Task to complete »
Quote the records in full and leave their pictures out.

=-=-=-=-=

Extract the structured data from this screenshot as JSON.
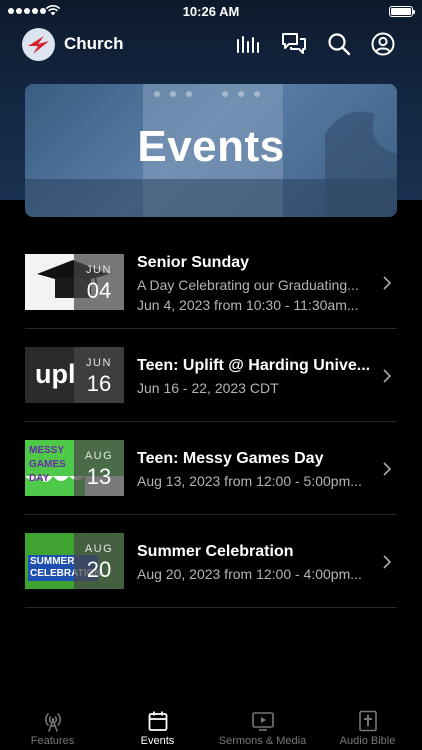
{
  "status_bar": {
    "time": "10:26 AM"
  },
  "header": {
    "title": "Church"
  },
  "hero": {
    "title": "Events"
  },
  "events": [
    {
      "month": "JUN",
      "day": "04",
      "title": "Senior Sunday",
      "subtitle": "A Day Celebrating our Graduating...",
      "date_text": "Jun 4, 2023 from 10:30 - 11:30am..."
    },
    {
      "month": "JUN",
      "day": "16",
      "title": "Teen: Uplift @ Harding Unive...",
      "date_text": "Jun 16 - 22, 2023 CDT",
      "thumb_text": "upl"
    },
    {
      "month": "AUG",
      "day": "13",
      "title": "Teen: Messy Games Day",
      "date_text": "Aug 13, 2023 from 12:00 - 5:00pm...",
      "thumb_text": "MESSY GAMES DAY"
    },
    {
      "month": "AUG",
      "day": "20",
      "title": "Summer Celebration",
      "date_text": "Aug 20, 2023 from 12:00 - 4:00pm...",
      "thumb_text": "SUMMER CELEBRATION"
    }
  ],
  "tabs": [
    {
      "label": "Features",
      "icon": "broadcast-icon",
      "active": false
    },
    {
      "label": "Events",
      "icon": "calendar-icon",
      "active": true
    },
    {
      "label": "Sermons & Media",
      "icon": "play-screen-icon",
      "active": false
    },
    {
      "label": "Audio Bible",
      "icon": "bible-icon",
      "active": false
    }
  ],
  "colors": {
    "background": "#000000",
    "header_bg": "#142844",
    "secondary_text": "#b4b4b4",
    "inactive_tab": "#777777",
    "summer_green": "#3fa332",
    "messy_purple": "#6a2aa8"
  }
}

=-=-=-=-=

Reply to the task »
Extract the structured data from this screenshot as JSON.
{
  "status_bar": {
    "time": "10:26 AM"
  },
  "header": {
    "title": "Church"
  },
  "hero": {
    "title": "Events"
  },
  "events": [
    {
      "month": "JUN",
      "day": "04",
      "title": "Senior Sunday",
      "subtitle": "A Day Celebrating our Graduating...",
      "date_text": "Jun 4, 2023 from 10:30 - 11:30am..."
    },
    {
      "month": "JUN",
      "day": "16",
      "title": "Teen: Uplift @ Harding Unive...",
      "date_text": "Jun 16 - 22, 2023 CDT",
      "thumb_text": "upl"
    },
    {
      "month": "AUG",
      "day": "13",
      "title": "Teen: Messy Games Day",
      "date_text": "Aug 13, 2023 from 12:00 - 5:00pm...",
      "thumb_text": "MESSY GAMES DAY"
    },
    {
      "month": "AUG",
      "day": "20",
      "title": "Summer Celebration",
      "date_text": "Aug 20, 2023 from 12:00 - 4:00pm...",
      "thumb_text": "SUMMER CELEBRATION"
    }
  ],
  "tabs": [
    {
      "label": "Features",
      "icon": "broadcast-icon",
      "active": false
    },
    {
      "label": "Events",
      "icon": "calendar-icon",
      "active": true
    },
    {
      "label": "Sermons & Media",
      "icon": "play-screen-icon",
      "active": false
    },
    {
      "label": "Audio Bible",
      "icon": "bible-icon",
      "active": false
    }
  ],
  "colors": {
    "background": "#000000",
    "header_bg": "#142844",
    "secondary_text": "#b4b4b4",
    "inactive_tab": "#777777",
    "summer_green": "#3fa332",
    "messy_purple": "#6a2aa8"
  }
}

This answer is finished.